Problem requirements
Transcribe the whole listing without a single picture.

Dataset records

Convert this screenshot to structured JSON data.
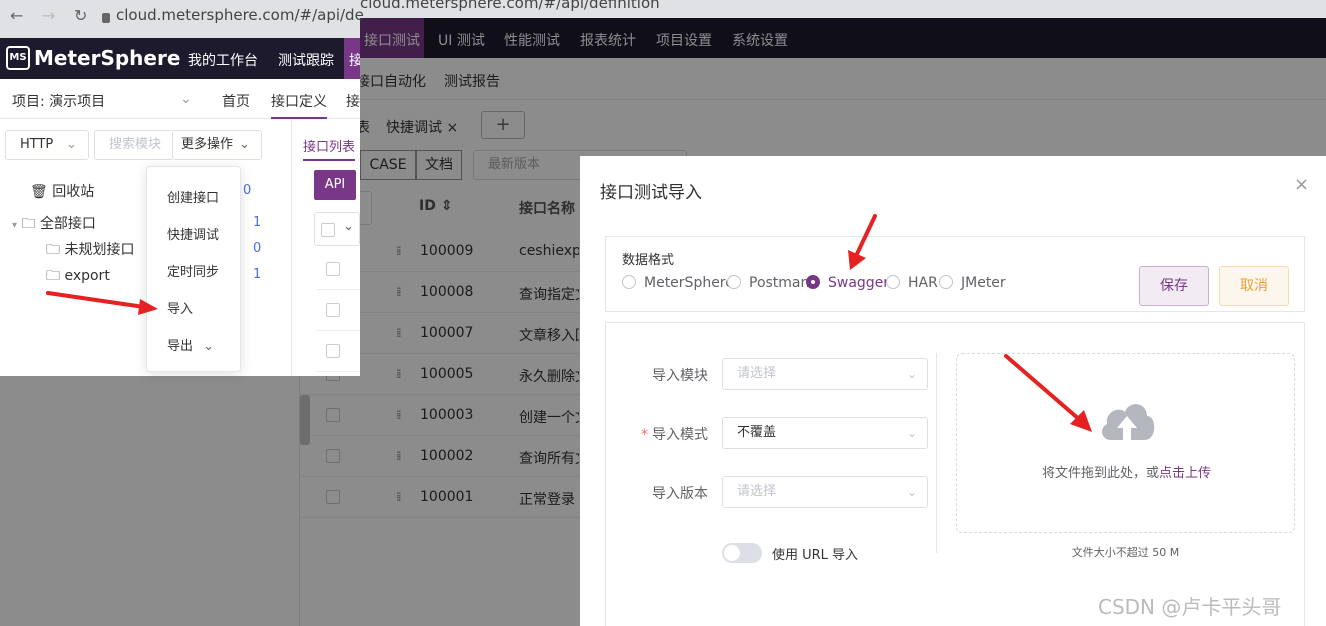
{
  "browser": {
    "url": "cloud.metersphere.com/#/api/definition",
    "url_partial": "cloud.metersphere.com/#/api/de"
  },
  "top_nav": {
    "logo_text": "MeterSphere",
    "items": [
      "我的工作台",
      "测试跟踪",
      "接口测试",
      "UI 测试",
      "性能测试",
      "报表统计",
      "项目设置",
      "系统设置"
    ],
    "active": "接口测试",
    "active_fragment": "接"
  },
  "sub_nav": {
    "items": [
      "接口自动化",
      "测试报告"
    ],
    "items_left": [
      "首页",
      "接口定义",
      "接"
    ],
    "project_label": "项目: 演示项目"
  },
  "left_toolbar": {
    "protocol": "HTTP",
    "search_placeholder": "搜索模块",
    "more_actions": "更多操作"
  },
  "tree": {
    "recycle": "回收站",
    "recycle_count": "0",
    "all": "全部接口",
    "all_count": "1",
    "children": [
      {
        "label": "未规划接口",
        "count": "0"
      },
      {
        "label": "export",
        "count": "1"
      }
    ]
  },
  "more_actions_menu": [
    "创建接口",
    "快捷调试",
    "定时同步",
    "导入",
    "导出"
  ],
  "tabs": {
    "list_tab": "接口列表",
    "quick_debug": "快捷调试",
    "close": "×",
    "add": "+"
  },
  "list_toolbar": {
    "api": "API",
    "case": "CASE",
    "doc": "文档",
    "version_placeholder": "最新版本"
  },
  "table": {
    "headers": {
      "id": "ID",
      "name": "接口名称"
    },
    "rows": [
      {
        "id": "100009",
        "name": "ceshiexport"
      },
      {
        "id": "100008",
        "name": "查询指定文章"
      },
      {
        "id": "100007",
        "name": "文章移入回收站"
      },
      {
        "id": "100005",
        "name": "永久删除文章"
      },
      {
        "id": "100003",
        "name": "创建一个文章"
      },
      {
        "id": "100002",
        "name": "查询所有文章"
      },
      {
        "id": "100001",
        "name": "正常登录"
      }
    ]
  },
  "modal": {
    "title": "接口测试导入",
    "close": "×",
    "format_label": "数据格式",
    "formats": [
      "MeterSphere",
      "Postman",
      "Swagger",
      "HAR",
      "JMeter"
    ],
    "selected_format": "Swagger",
    "save": "保存",
    "cancel": "取消",
    "module_label": "导入模块",
    "module_placeholder": "请选择",
    "mode_label": "导入模式",
    "mode_value": "不覆盖",
    "version_label": "导入版本",
    "version_placeholder": "请选择",
    "url_toggle_label": "使用 URL 导入",
    "url_toggle_on": false,
    "upload_text": "将文件拖到此处，或",
    "upload_link": "点击上传",
    "upload_tip": "文件大小不超过 50 M"
  },
  "watermark": "CSDN @卢卡平头哥",
  "colors": {
    "brand": "#783887",
    "header_bg": "#1d1a2e",
    "arrow": "#e52121",
    "warning": "#e6a23c"
  }
}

Solution to the problem
Convert this screenshot to structured JSON data.
{
  "browser": {
    "url": "cloud.metersphere.com/#/api/definition",
    "url_partial": "cloud.metersphere.com/#/api/de"
  },
  "top_nav": {
    "logo_text": "MeterSphere",
    "items": [
      "我的工作台",
      "测试跟踪",
      "接口测试",
      "UI 测试",
      "性能测试",
      "报表统计",
      "项目设置",
      "系统设置"
    ],
    "active": "接口测试",
    "active_fragment": "接"
  },
  "sub_nav": {
    "items": [
      "接口自动化",
      "测试报告"
    ],
    "items_left": [
      "首页",
      "接口定义",
      "接"
    ],
    "project_label": "项目: 演示项目"
  },
  "left_toolbar": {
    "protocol": "HTTP",
    "search_placeholder": "搜索模块",
    "more_actions": "更多操作"
  },
  "tree": {
    "recycle": "回收站",
    "recycle_count": "0",
    "all": "全部接口",
    "all_count": "1",
    "children": [
      {
        "label": "未规划接口",
        "count": "0"
      },
      {
        "label": "export",
        "count": "1"
      }
    ]
  },
  "more_actions_menu": [
    "创建接口",
    "快捷调试",
    "定时同步",
    "导入",
    "导出"
  ],
  "tabs": {
    "list_tab": "接口列表",
    "quick_debug": "快捷调试",
    "close": "×",
    "add": "+"
  },
  "list_toolbar": {
    "api": "API",
    "case": "CASE",
    "doc": "文档",
    "version_placeholder": "最新版本"
  },
  "table": {
    "headers": {
      "id": "ID",
      "name": "接口名称"
    },
    "rows": [
      {
        "id": "100009",
        "name": "ceshiexport"
      },
      {
        "id": "100008",
        "name": "查询指定文章"
      },
      {
        "id": "100007",
        "name": "文章移入回收站"
      },
      {
        "id": "100005",
        "name": "永久删除文章"
      },
      {
        "id": "100003",
        "name": "创建一个文章"
      },
      {
        "id": "100002",
        "name": "查询所有文章"
      },
      {
        "id": "100001",
        "name": "正常登录"
      }
    ]
  },
  "modal": {
    "title": "接口测试导入",
    "close": "×",
    "format_label": "数据格式",
    "formats": [
      "MeterSphere",
      "Postman",
      "Swagger",
      "HAR",
      "JMeter"
    ],
    "selected_format": "Swagger",
    "save": "保存",
    "cancel": "取消",
    "module_label": "导入模块",
    "module_placeholder": "请选择",
    "mode_label": "导入模式",
    "mode_value": "不覆盖",
    "version_label": "导入版本",
    "version_placeholder": "请选择",
    "url_toggle_label": "使用 URL 导入",
    "url_toggle_on": false,
    "upload_text": "将文件拖到此处，或",
    "upload_link": "点击上传",
    "upload_tip": "文件大小不超过 50 M"
  },
  "watermark": "CSDN @卢卡平头哥",
  "colors": {
    "brand": "#783887",
    "header_bg": "#1d1a2e",
    "arrow": "#e52121",
    "warning": "#e6a23c"
  }
}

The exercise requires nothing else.